◆ **Stated problem**: Each entry must appear again exactly as it does in the source.

= = = = = = =

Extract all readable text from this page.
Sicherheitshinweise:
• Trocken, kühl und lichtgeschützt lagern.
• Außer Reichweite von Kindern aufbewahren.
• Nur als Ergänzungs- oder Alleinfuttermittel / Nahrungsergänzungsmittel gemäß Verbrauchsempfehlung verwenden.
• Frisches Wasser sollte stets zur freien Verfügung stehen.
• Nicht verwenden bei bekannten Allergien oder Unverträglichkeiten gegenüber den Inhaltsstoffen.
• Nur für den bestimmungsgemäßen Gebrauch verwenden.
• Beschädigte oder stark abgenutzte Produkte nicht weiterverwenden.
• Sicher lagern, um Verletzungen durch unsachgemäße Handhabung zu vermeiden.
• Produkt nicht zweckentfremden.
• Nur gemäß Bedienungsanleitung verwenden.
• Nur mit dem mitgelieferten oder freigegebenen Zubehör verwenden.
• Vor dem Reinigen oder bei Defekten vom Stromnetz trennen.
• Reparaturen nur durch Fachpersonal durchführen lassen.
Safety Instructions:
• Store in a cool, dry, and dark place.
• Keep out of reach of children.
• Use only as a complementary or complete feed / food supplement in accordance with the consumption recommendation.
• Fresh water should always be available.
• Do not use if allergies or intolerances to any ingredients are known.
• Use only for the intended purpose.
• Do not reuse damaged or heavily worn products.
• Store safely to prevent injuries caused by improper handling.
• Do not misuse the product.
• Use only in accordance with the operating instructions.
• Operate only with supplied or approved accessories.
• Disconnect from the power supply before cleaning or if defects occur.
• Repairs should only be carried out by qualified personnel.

= = = = = = =

◆ **Output for this task**:
Extract all readable text from this page.
Sicherheitshinweise:
• Trocken, kühl und lichtgeschützt lagern.
• Außer Reichweite von Kindern aufbewahren.
• Nur als Ergänzungs- oder Alleinfuttermittel / Nahrungsergänzungsmittel gemäß Verbrauchsempfehlung verwenden.
• Frisches Wasser sollte stets zur freien Verfügung stehen.
• Nicht verwenden bei bekannten Allergien oder Unverträglichkeiten gegenüber den Inhaltsstoffen.
• Nur für den bestimmungsgemäßen Gebrauch verwenden.
• Beschädigte oder stark abgenutzte Produkte nicht weiterverwenden.
• Sicher lagern, um Verletzungen durch unsachgemäße Handhabung zu vermeiden.
• Produkt nicht zweckentfremden.
• Nur gemäß Bedienungsanleitung verwenden.
• Nur mit dem mitgelieferten oder freigegebenen Zubehör verwenden.
• Vor dem Reinigen oder bei Defekten vom Stromnetz trennen.
• Reparaturen nur durch Fachpersonal durchführen lassen.
Safety Instructions:
• Store in a cool, dry, and dark place.
• Keep out of reach of children.
• Use only as a complementary or complete feed / food supplement in accordance with the consumption recommendation.
• Fresh water should always be available.
• Do not use if allergies or intolerances to any ingredients are known.
• Use only for the intended purpose.
• Do not reuse damaged or heavily worn products.
• Store safely to prevent injuries caused by improper handling.
• Do not misuse the product.
• Use only in accordance with the operating instructions.
• Operate only with supplied or approved accessories.
• Disconnect from the power supply before cleaning or if defects occur.
• Repairs should only be carried out by qualified personnel.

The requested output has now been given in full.